Set exercise
Drop the pictures from the entries below, then reproduce the rest exactly.

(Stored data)
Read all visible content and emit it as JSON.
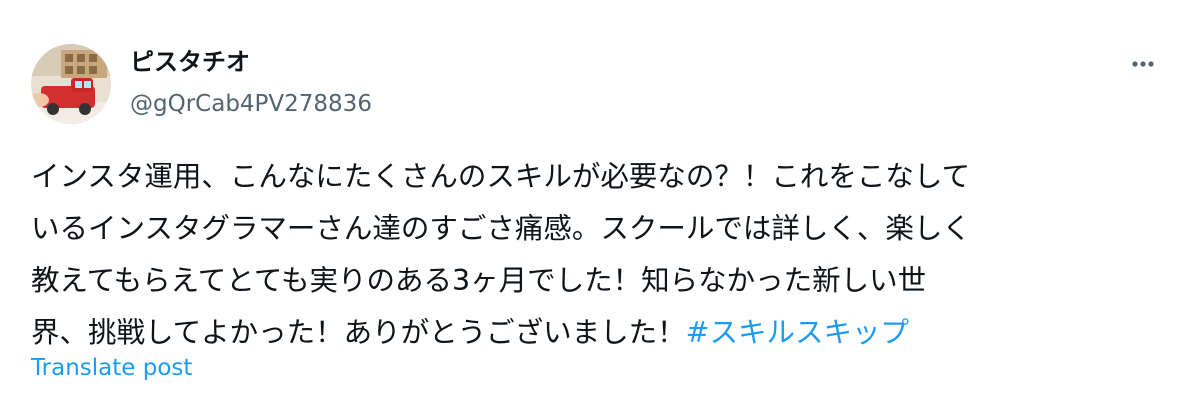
{
  "author": {
    "display_name": "ピスタチオ",
    "handle": "@gQrCab4PV278836"
  },
  "menu": {
    "icon": "more-horizontal-icon"
  },
  "post": {
    "lines": [
      "インスタ運用、こんなにたくさんのスキルが必要なの？！これをこなして",
      "いるインスタグラマーさん達のすごさ痛感。スクールでは詳しく、楽しく",
      "教えてもらえてとても実りのある3ヶ月でした！知らなかった新しい世",
      "界、挑戦してよかった！ありがとうございました！"
    ],
    "hashtag": "#スキルスキップ"
  },
  "translate": {
    "label": "Translate post"
  },
  "colors": {
    "text": "#0f1419",
    "secondary": "#536471",
    "link": "#1d9bf0"
  }
}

In response
Read all visible content and emit it as JSON.
{
  "author": {
    "display_name": "ピスタチオ",
    "handle": "@gQrCab4PV278836"
  },
  "menu": {
    "icon": "more-horizontal-icon"
  },
  "post": {
    "lines": [
      "インスタ運用、こんなにたくさんのスキルが必要なの？！これをこなして",
      "いるインスタグラマーさん達のすごさ痛感。スクールでは詳しく、楽しく",
      "教えてもらえてとても実りのある3ヶ月でした！知らなかった新しい世",
      "界、挑戦してよかった！ありがとうございました！"
    ],
    "hashtag": "#スキルスキップ"
  },
  "translate": {
    "label": "Translate post"
  },
  "colors": {
    "text": "#0f1419",
    "secondary": "#536471",
    "link": "#1d9bf0"
  }
}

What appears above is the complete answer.